What to work on: Reproduce all entries word for word.

Entries:
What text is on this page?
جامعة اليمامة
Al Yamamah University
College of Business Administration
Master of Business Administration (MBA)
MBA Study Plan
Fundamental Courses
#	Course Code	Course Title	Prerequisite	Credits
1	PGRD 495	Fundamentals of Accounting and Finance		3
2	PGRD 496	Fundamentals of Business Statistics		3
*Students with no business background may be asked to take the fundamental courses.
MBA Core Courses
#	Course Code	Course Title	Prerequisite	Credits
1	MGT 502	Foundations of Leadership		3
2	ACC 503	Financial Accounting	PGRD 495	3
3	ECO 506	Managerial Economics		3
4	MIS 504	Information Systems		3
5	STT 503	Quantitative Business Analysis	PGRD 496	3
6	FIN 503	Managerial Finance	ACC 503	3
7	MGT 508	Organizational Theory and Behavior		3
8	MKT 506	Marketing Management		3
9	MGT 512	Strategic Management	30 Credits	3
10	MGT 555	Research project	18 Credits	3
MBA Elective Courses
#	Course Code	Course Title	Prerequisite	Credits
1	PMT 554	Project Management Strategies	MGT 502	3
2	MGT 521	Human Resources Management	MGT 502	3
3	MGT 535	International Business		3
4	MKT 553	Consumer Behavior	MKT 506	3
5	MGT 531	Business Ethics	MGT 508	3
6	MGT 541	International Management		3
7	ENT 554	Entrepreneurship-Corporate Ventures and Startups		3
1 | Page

Reply to the exercise:
What text is on this page?
جامعة اليمامة
Al Yamamah University
College of Business Administration
Master of Business Administration (MBA)
MBA Study Plan
Fundamental Courses
#	Course Code	Course Title	Prerequisite	Credits
1	PGRD 495	Fundamentals of Accounting and Finance		3
2	PGRD 496	Fundamentals of Business Statistics		3
*Students with no business background may be asked to take the fundamental courses.
MBA Core Courses
#	Course Code	Course Title	Prerequisite	Credits
1	MGT 502	Foundations of Leadership		3
2	ACC 503	Financial Accounting	PGRD 495	3
3	ECO 506	Managerial Economics		3
4	MIS 504	Information Systems		3
5	STT 503	Quantitative Business Analysis	PGRD 496	3
6	FIN 503	Managerial Finance	ACC 503	3
7	MGT 508	Organizational Theory and Behavior		3
8	MKT 506	Marketing Management		3
9	MGT 512	Strategic Management	30 Credits	3
10	MGT 555	Research project	18 Credits	3
MBA Elective Courses
#	Course Code	Course Title	Prerequisite	Credits
1	PMT 554	Project Management Strategies	MGT 502	3
2	MGT 521	Human Resources Management	MGT 502	3
3	MGT 535	International Business		3
4	MKT 553	Consumer Behavior	MKT 506	3
5	MGT 531	Business Ethics	MGT 508	3
6	MGT 541	International Management		3
7	ENT 554	Entrepreneurship-Corporate Ventures and Startups		3
1 | Page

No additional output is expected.